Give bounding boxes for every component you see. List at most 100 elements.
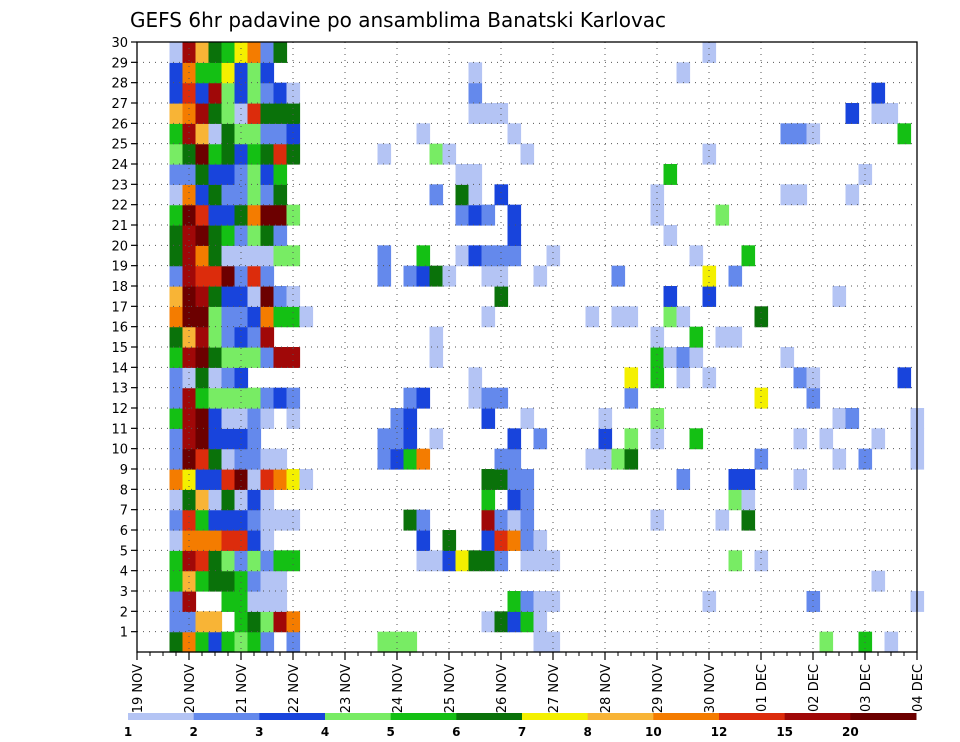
colorbar-label: 7 — [518, 725, 526, 739]
precip-cell — [377, 448, 392, 470]
precip-cell — [624, 428, 639, 450]
precip-cell — [221, 489, 236, 511]
precip-cell — [845, 103, 860, 124]
precip-cell — [377, 265, 392, 287]
precip-cell — [260, 509, 275, 531]
colorbar-label: 12 — [711, 725, 728, 739]
precip-cell — [260, 225, 275, 246]
precip-cell — [208, 62, 223, 84]
precip-cell — [819, 428, 834, 450]
precip-cell — [416, 550, 431, 572]
precip-cell — [377, 631, 392, 653]
precip-cell — [650, 367, 665, 389]
precip-cell — [221, 62, 236, 84]
precip-cell — [247, 509, 262, 531]
precip-cell — [793, 123, 808, 145]
precip-cell — [221, 347, 236, 368]
precip-cell — [221, 164, 236, 185]
precip-cell — [208, 428, 223, 450]
precip-cell — [585, 448, 600, 470]
precip-cell — [702, 42, 717, 63]
precip-cell — [208, 347, 223, 368]
precip-cell — [260, 164, 275, 185]
precip-cell — [650, 326, 665, 348]
precip-cell — [715, 204, 730, 226]
precip-cell — [273, 550, 288, 572]
precip-cell — [689, 245, 704, 267]
chart-title: GEFS 6hr padavine po ansamblima Banatski… — [130, 8, 666, 32]
precip-cell — [260, 42, 275, 63]
x-tick-label: 19 NOV — [131, 664, 146, 713]
precip-cell — [793, 367, 808, 389]
precip-cell — [741, 469, 756, 490]
precip-cell — [169, 326, 184, 348]
precip-cell — [195, 245, 210, 267]
precip-cell — [234, 367, 249, 389]
precip-cell — [247, 184, 262, 206]
colorbar-swatch — [325, 713, 392, 720]
precip-cell — [533, 611, 548, 633]
colorbar-label: 20 — [842, 725, 859, 739]
precip-cell — [247, 469, 262, 490]
precip-cell — [494, 184, 509, 206]
precip-cell — [247, 428, 262, 450]
precip-cell — [273, 225, 288, 246]
precip-cell — [182, 82, 197, 104]
precip-cell — [234, 469, 249, 490]
precip-cell — [481, 408, 496, 429]
precip-cell — [247, 387, 262, 409]
precip-cell — [221, 82, 236, 104]
precip-cell — [884, 631, 899, 653]
precip-cell — [468, 103, 483, 124]
y-tick-label: 11 — [111, 422, 128, 437]
precip-cell — [182, 204, 197, 226]
precip-cell — [234, 448, 249, 470]
precip-cell — [234, 103, 249, 124]
precip-cell — [273, 82, 288, 104]
y-tick-label: 30 — [111, 36, 128, 51]
precip-cell — [260, 204, 275, 226]
precip-cell — [455, 550, 470, 572]
precip-cell — [507, 428, 522, 450]
precip-cell — [195, 448, 210, 470]
precip-cell — [195, 62, 210, 84]
precip-cell — [234, 286, 249, 307]
precip-cell — [195, 123, 210, 145]
precip-cell — [780, 347, 795, 368]
precip-cell — [234, 550, 249, 572]
precip-cell — [221, 509, 236, 531]
precip-cell — [286, 245, 301, 267]
precip-cell — [650, 184, 665, 206]
precip-cell — [182, 103, 197, 124]
precip-cell — [182, 448, 197, 470]
precip-cell — [182, 367, 197, 389]
precip-cell — [403, 265, 418, 287]
precip-cell — [208, 367, 223, 389]
x-tick-label: 30 NOV — [703, 664, 718, 713]
precip-cell — [533, 265, 548, 287]
precip-cell — [598, 448, 613, 470]
y-tick-label: 21 — [111, 219, 128, 234]
precip-cell — [195, 265, 210, 287]
precip-cell — [195, 489, 210, 511]
precip-cell — [169, 184, 184, 206]
y-tick-label: 14 — [111, 361, 128, 376]
precip-cell — [169, 82, 184, 104]
precip-cell — [234, 306, 249, 328]
precip-cell — [468, 184, 483, 206]
precip-cell — [195, 306, 210, 328]
precip-cell — [793, 428, 808, 450]
precip-cell — [416, 387, 431, 409]
precip-cell — [221, 530, 236, 551]
y-tick-label: 4 — [120, 565, 128, 580]
y-tick-label: 9 — [120, 463, 128, 478]
colorbar-swatch — [784, 713, 851, 720]
precip-cell — [741, 489, 756, 511]
precip-cell — [169, 631, 184, 653]
precip-cell — [806, 367, 821, 389]
precip-cell — [754, 448, 769, 470]
precip-cell — [169, 428, 184, 450]
precip-cell — [247, 62, 262, 84]
precip-cell — [780, 123, 795, 145]
precip-cell — [195, 184, 210, 206]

______

Rewrite the material above as a JSON list of strings with one string per line. Skip blank lines and leave out the pictures.

SOLVED PROBLEM:
[
  "Give bounding boxes for every component you see. List at most 100 elements.",
  "colorbar-label: 7 — [518, 725, 526, 739]",
  "precip-cell — [377, 448, 392, 470]",
  "precip-cell — [624, 428, 639, 450]",
  "precip-cell — [221, 489, 236, 511]",
  "precip-cell — [845, 103, 860, 124]",
  "precip-cell — [377, 265, 392, 287]",
  "precip-cell — [260, 509, 275, 531]",
  "colorbar-label: 12 — [711, 725, 728, 739]",
  "precip-cell — [260, 225, 275, 246]",
  "precip-cell — [208, 62, 223, 84]",
  "precip-cell — [819, 428, 834, 450]",
  "precip-cell — [416, 550, 431, 572]",
  "precip-cell — [377, 631, 392, 653]",
  "precip-cell — [650, 367, 665, 389]",
  "precip-cell — [221, 62, 236, 84]",
  "precip-cell — [247, 509, 262, 531]",
  "precip-cell — [793, 123, 808, 145]",
  "precip-cell — [221, 347, 236, 368]",
  "precip-cell — [221, 164, 236, 185]",
  "precip-cell — [208, 428, 223, 450]",
  "precip-cell — [585, 448, 600, 470]",
  "precip-cell — [702, 42, 717, 63]",
  "precip-cell — [208, 347, 223, 368]",
  "precip-cell — [260, 164, 275, 185]",
  "precip-cell — [650, 326, 665, 348]",
  "precip-cell — [715, 204, 730, 226]",
  "precip-cell — [273, 550, 288, 572]",
  "precip-cell — [689, 245, 704, 267]",
  "chart-title: GEFS 6hr padavine po ansamblima Banatski… — [130, 8, 666, 32]",
  "precip-cell — [260, 42, 275, 63]",
  "x-tick-label: 19 NOV — [131, 664, 146, 713]",
  "precip-cell — [793, 367, 808, 389]",
  "precip-cell — [741, 469, 756, 490]",
  "precip-cell — [169, 326, 184, 348]",
  "precip-cell — [195, 245, 210, 267]",
  "precip-cell — [234, 367, 249, 389]",
  "precip-cell — [247, 184, 262, 206]",
  "colorbar-swatch — [325, 713, 392, 720]",
  "precip-cell — [533, 611, 548, 633]",
  "colorbar-label: 20 — [842, 725, 859, 739]",
  "precip-cell — [247, 469, 262, 490]",
  "precip-cell — [494, 184, 509, 206]",
  "precip-cell — [247, 428, 262, 450]",
  "precip-cell — [273, 225, 288, 246]",
  "precip-cell — [182, 82, 197, 104]",
  "precip-cell — [234, 469, 249, 490]",
  "precip-cell — [481, 408, 496, 429]",
  "precip-cell — [247, 387, 262, 409]",
  "precip-cell — [221, 82, 236, 104]",
  "precip-cell — [884, 631, 899, 653]",
  "precip-cell — [468, 103, 483, 124]",
  "y-tick-label: 11 — [111, 422, 128, 437]",
  "precip-cell — [182, 204, 197, 226]",
  "precip-cell — [234, 448, 249, 470]",
  "precip-cell — [234, 103, 249, 124]",
  "precip-cell — [273, 82, 288, 104]",
  "y-tick-label: 30 — [111, 36, 128, 51]",
  "precip-cell — [260, 204, 275, 226]",
  "precip-cell — [455, 550, 470, 572]",
  "precip-cell — [507, 428, 522, 450]",
  "precip-cell — [195, 448, 210, 470]",
  "precip-cell — [195, 62, 210, 84]",
  "precip-cell — [234, 286, 249, 307]",
  "precip-cell — [195, 123, 210, 145]",
  "precip-cell — [780, 347, 795, 368]",
  "precip-cell — [234, 550, 249, 572]",
  "precip-cell — [221, 509, 236, 531]",
  "precip-cell — [286, 245, 301, 267]",
  "precip-cell — [650, 184, 665, 206]",
  "precip-cell — [182, 103, 197, 124]",
  "precip-cell — [182, 448, 197, 470]",
  "precip-cell — [182, 367, 197, 389]",
  "precip-cell — [403, 265, 418, 287]",
  "precip-cell — [208, 367, 223, 389]",
  "x-tick-label: 30 NOV — [703, 664, 718, 713]",
  "precip-cell — [533, 265, 548, 287]",
  "precip-cell — [598, 448, 613, 470]",
  "y-tick-label: 21 — [111, 219, 128, 234]",
  "precip-cell — [195, 265, 210, 287]",
  "precip-cell — [195, 489, 210, 511]",
  "precip-cell — [169, 184, 184, 206]",
  "y-tick-label: 14 — [111, 361, 128, 376]",
  "precip-cell — [169, 82, 184, 104]",
  "precip-cell — [234, 306, 249, 328]",
  "precip-cell — [468, 184, 483, 206]",
  "precip-cell — [195, 306, 210, 328]",
  "precip-cell — [793, 428, 808, 450]",
  "precip-cell — [416, 387, 431, 409]",
  "precip-cell — [221, 530, 236, 551]",
  "y-tick-label: 4 — [120, 565, 128, 580]",
  "y-tick-label: 9 — [120, 463, 128, 478]",
  "colorbar-swatch — [784, 713, 851, 720]",
  "precip-cell — [741, 489, 756, 511]",
  "precip-cell — [169, 631, 184, 653]",
  "precip-cell — [806, 367, 821, 389]",
  "precip-cell — [754, 448, 769, 470]",
  "precip-cell — [169, 428, 184, 450]",
  "precip-cell — [247, 62, 262, 84]",
  "precip-cell — [780, 123, 795, 145]",
  "precip-cell — [195, 184, 210, 206]"
]